» **Written instruction**
Check every line below for the word "this" and give only the number of lines where it appears.

» **Data for the task**
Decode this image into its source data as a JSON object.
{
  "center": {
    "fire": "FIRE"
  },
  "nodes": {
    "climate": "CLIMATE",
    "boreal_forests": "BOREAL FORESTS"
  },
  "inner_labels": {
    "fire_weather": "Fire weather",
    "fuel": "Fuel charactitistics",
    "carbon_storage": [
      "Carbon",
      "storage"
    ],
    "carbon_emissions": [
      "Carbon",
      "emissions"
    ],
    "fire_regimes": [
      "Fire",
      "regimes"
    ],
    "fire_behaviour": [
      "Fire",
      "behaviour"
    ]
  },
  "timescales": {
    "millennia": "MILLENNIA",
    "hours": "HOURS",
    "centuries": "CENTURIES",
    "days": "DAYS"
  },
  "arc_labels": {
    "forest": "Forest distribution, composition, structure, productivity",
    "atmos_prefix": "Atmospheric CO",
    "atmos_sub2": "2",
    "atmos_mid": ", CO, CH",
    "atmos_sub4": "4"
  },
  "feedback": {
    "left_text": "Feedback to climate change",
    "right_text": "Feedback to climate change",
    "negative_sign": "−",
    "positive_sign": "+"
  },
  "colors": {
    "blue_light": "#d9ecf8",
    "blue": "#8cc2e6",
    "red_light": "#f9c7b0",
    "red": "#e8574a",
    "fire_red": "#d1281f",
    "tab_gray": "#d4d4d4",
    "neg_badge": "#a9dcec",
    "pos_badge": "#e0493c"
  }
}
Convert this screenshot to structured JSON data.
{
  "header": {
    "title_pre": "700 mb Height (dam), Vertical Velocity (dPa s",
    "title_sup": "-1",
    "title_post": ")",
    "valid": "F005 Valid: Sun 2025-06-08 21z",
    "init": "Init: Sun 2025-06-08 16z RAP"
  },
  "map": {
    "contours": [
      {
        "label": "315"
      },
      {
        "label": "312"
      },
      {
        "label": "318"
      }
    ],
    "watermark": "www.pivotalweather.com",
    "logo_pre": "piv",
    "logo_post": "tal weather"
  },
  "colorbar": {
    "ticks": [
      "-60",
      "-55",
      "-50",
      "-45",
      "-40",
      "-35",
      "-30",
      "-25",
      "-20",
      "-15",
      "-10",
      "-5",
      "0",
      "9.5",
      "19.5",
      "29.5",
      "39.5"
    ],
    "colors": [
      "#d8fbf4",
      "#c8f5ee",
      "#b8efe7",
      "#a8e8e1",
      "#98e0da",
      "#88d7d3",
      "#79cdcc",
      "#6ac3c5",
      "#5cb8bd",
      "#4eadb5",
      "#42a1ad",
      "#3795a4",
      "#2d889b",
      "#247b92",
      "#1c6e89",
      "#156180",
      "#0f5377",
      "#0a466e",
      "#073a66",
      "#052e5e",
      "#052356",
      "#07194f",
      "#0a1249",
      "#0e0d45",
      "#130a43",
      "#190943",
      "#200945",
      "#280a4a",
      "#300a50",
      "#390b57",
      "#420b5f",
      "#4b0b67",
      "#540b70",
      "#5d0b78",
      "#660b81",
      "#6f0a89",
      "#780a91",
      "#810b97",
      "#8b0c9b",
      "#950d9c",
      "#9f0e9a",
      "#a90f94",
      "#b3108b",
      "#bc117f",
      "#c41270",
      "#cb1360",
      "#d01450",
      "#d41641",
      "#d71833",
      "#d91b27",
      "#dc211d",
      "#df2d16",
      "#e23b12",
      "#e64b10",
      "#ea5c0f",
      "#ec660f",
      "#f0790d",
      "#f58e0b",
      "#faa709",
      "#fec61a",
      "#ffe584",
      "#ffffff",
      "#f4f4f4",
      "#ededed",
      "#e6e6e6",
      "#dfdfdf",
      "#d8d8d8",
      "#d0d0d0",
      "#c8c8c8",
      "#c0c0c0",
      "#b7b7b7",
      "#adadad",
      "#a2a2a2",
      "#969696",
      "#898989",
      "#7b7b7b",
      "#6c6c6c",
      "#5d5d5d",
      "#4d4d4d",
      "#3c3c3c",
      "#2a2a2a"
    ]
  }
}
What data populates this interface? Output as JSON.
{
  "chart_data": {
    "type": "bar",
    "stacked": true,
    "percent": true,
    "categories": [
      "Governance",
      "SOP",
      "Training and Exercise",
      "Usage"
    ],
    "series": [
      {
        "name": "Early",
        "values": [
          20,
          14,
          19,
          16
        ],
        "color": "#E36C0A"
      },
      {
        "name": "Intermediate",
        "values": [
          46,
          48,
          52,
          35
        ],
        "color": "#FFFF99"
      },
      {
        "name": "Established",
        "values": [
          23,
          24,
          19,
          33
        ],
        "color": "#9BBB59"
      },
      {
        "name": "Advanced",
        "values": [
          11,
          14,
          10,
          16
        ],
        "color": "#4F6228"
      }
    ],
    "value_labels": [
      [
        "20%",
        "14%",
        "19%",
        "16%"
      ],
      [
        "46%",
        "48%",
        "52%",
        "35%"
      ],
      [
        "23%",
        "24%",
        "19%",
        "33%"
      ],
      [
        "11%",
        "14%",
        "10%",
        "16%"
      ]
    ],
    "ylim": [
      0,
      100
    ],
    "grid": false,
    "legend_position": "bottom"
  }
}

» **Final result**
3